═════ Records supplied ═════

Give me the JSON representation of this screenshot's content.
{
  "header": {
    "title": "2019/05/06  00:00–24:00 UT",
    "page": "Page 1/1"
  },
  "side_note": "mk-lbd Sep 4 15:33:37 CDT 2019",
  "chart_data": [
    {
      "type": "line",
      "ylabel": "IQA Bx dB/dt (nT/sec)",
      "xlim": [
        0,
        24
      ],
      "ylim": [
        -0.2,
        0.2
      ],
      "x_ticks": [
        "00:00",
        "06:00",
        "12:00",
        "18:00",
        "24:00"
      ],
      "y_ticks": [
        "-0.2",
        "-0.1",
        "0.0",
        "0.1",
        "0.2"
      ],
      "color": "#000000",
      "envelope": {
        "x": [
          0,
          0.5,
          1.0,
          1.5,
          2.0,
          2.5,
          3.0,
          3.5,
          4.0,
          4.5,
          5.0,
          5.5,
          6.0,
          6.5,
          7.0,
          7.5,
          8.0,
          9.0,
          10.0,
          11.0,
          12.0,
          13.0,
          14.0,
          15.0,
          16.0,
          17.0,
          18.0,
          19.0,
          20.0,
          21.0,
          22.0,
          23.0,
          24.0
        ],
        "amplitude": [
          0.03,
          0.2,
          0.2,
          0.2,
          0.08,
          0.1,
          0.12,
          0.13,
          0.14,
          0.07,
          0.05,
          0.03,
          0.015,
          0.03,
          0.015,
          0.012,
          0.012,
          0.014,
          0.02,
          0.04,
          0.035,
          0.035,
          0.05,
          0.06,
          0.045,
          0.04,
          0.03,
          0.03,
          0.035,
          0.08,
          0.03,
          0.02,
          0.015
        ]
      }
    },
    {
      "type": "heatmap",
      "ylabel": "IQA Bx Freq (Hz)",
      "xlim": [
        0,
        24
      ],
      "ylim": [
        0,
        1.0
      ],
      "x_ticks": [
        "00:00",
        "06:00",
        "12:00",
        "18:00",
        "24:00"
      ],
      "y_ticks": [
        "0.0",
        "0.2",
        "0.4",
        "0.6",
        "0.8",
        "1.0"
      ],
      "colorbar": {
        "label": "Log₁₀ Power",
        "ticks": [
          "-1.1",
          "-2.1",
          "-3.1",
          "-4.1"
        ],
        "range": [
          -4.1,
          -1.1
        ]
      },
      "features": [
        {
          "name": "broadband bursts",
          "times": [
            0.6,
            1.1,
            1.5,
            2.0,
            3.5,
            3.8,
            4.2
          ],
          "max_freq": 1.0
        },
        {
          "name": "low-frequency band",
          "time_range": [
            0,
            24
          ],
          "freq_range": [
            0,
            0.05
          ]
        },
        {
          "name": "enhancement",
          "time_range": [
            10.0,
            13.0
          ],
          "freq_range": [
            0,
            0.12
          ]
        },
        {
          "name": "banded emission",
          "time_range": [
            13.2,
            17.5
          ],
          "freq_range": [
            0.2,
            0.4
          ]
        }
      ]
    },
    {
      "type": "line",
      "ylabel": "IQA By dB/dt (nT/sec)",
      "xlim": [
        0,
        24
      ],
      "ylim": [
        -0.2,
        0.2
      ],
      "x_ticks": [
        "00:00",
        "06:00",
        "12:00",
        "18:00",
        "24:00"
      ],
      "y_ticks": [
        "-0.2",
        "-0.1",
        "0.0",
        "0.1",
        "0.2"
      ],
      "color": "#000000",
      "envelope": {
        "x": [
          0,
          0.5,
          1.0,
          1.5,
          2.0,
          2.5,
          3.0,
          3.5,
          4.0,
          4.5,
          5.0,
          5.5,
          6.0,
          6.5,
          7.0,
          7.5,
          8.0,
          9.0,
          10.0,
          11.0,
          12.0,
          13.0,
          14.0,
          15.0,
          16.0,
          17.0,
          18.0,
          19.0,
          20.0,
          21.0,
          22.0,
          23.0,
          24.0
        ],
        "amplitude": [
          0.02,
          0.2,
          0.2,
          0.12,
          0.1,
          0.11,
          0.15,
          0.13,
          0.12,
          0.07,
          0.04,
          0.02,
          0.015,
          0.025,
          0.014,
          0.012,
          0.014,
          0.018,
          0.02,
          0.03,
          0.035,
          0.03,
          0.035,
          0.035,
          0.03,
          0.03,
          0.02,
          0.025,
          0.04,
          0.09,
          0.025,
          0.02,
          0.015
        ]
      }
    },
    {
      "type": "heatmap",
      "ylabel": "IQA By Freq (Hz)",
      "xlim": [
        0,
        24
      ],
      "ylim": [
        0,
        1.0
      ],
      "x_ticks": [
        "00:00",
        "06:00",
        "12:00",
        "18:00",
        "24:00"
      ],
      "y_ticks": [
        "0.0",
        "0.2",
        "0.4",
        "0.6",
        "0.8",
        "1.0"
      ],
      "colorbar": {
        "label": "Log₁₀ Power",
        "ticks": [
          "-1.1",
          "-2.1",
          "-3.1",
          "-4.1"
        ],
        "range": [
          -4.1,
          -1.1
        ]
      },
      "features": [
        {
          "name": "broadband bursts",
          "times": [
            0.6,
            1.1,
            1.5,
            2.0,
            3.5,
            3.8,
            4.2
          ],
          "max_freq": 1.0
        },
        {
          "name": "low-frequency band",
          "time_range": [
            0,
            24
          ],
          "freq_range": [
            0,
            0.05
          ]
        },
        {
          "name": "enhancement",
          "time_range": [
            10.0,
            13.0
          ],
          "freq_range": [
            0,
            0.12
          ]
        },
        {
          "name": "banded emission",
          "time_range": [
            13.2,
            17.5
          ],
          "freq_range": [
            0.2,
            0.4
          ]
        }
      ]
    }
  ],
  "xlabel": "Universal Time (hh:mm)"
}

═════
═════ Records supplied ═════

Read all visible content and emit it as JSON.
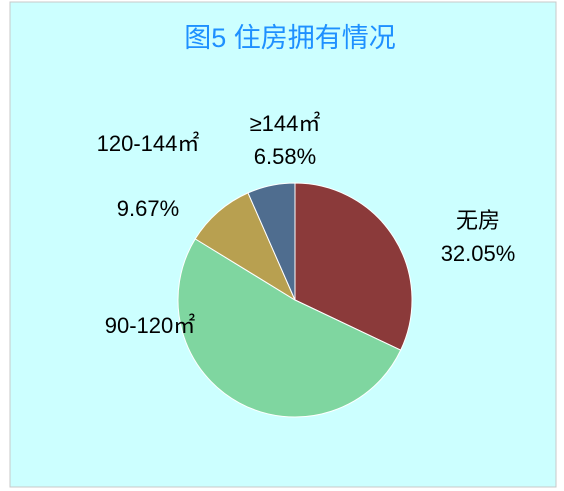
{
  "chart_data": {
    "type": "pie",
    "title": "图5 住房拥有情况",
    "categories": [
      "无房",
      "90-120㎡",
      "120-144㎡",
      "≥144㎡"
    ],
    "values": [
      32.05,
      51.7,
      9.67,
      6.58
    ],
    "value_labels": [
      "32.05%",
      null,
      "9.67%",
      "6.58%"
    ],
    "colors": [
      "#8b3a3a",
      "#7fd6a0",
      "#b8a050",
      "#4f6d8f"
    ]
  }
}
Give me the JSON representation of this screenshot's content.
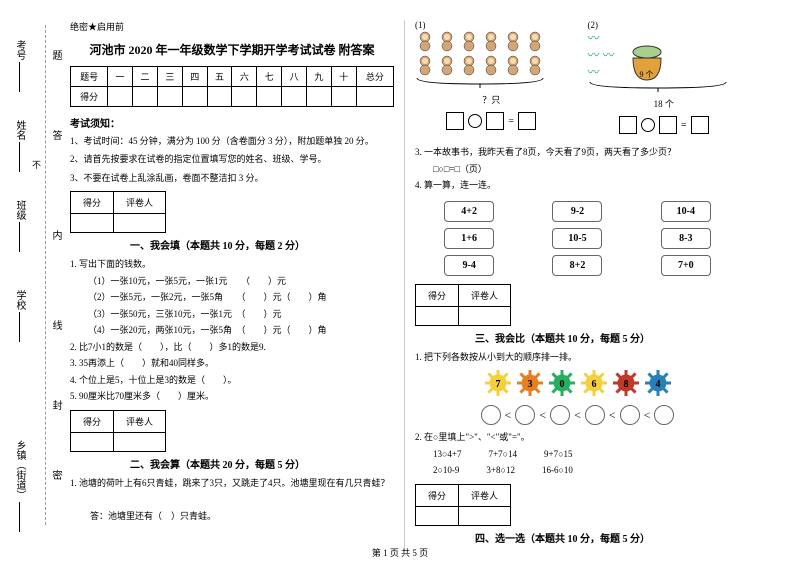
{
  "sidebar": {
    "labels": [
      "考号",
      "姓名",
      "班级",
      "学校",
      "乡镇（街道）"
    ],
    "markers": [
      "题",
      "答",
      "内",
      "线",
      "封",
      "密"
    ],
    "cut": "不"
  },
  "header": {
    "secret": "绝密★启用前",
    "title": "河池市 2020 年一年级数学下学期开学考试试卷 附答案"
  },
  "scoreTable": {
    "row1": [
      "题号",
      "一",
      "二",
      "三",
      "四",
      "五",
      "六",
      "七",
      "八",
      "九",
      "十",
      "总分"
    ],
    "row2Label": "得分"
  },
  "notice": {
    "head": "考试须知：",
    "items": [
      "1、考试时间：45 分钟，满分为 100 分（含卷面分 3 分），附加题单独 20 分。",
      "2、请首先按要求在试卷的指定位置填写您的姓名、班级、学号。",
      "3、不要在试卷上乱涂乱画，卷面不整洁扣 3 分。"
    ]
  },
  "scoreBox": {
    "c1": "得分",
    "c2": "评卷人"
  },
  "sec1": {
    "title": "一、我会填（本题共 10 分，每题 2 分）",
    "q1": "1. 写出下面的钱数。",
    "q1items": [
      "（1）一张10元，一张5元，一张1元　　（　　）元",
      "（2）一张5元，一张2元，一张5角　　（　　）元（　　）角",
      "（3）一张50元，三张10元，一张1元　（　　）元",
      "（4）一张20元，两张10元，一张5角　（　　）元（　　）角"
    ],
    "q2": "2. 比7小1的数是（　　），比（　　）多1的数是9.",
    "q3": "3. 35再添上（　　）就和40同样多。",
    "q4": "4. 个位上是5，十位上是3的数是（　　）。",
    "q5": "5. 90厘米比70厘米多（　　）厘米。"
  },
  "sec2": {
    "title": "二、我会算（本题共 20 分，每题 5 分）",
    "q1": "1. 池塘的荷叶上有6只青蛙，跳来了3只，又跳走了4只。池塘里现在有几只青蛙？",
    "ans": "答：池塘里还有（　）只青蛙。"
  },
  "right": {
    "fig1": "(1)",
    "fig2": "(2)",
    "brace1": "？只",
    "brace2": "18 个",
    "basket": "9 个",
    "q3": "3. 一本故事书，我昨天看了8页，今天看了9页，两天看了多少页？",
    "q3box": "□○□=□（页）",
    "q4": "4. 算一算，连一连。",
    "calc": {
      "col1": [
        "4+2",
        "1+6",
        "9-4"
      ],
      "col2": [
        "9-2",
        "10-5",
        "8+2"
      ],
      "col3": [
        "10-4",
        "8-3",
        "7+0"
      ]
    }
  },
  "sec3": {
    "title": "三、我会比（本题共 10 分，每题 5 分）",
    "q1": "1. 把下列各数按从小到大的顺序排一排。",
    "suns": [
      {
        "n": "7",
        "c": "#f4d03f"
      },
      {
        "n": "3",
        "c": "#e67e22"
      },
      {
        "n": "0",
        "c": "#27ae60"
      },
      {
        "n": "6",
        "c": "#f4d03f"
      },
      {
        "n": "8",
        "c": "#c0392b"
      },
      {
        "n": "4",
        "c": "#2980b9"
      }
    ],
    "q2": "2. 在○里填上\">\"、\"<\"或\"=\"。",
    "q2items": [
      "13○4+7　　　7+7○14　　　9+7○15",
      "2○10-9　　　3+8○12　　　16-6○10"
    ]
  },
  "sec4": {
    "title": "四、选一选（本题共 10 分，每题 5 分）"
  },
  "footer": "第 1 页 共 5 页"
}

═════

**What the exercise asks**
Whenever "title" turns up in a line, pick that line out.

**Written answer**
    "title": "2019/05/06  00:00–24:00 UT",
    "title": "图5 住房拥有情况",
    "title": "河池市 2020 年一年级数学下学期开学考试试卷 附答案"
    "title": "一、我会填（本题共 10 分，每题 2 分）",
    "title": "二、我会算（本题共 20 分，每题 5 分）",
    "title": "三、我会比（本题共 10 分，每题 5 分）",
    "title": "四、选一选（本题共 10 分，每题 5 分）"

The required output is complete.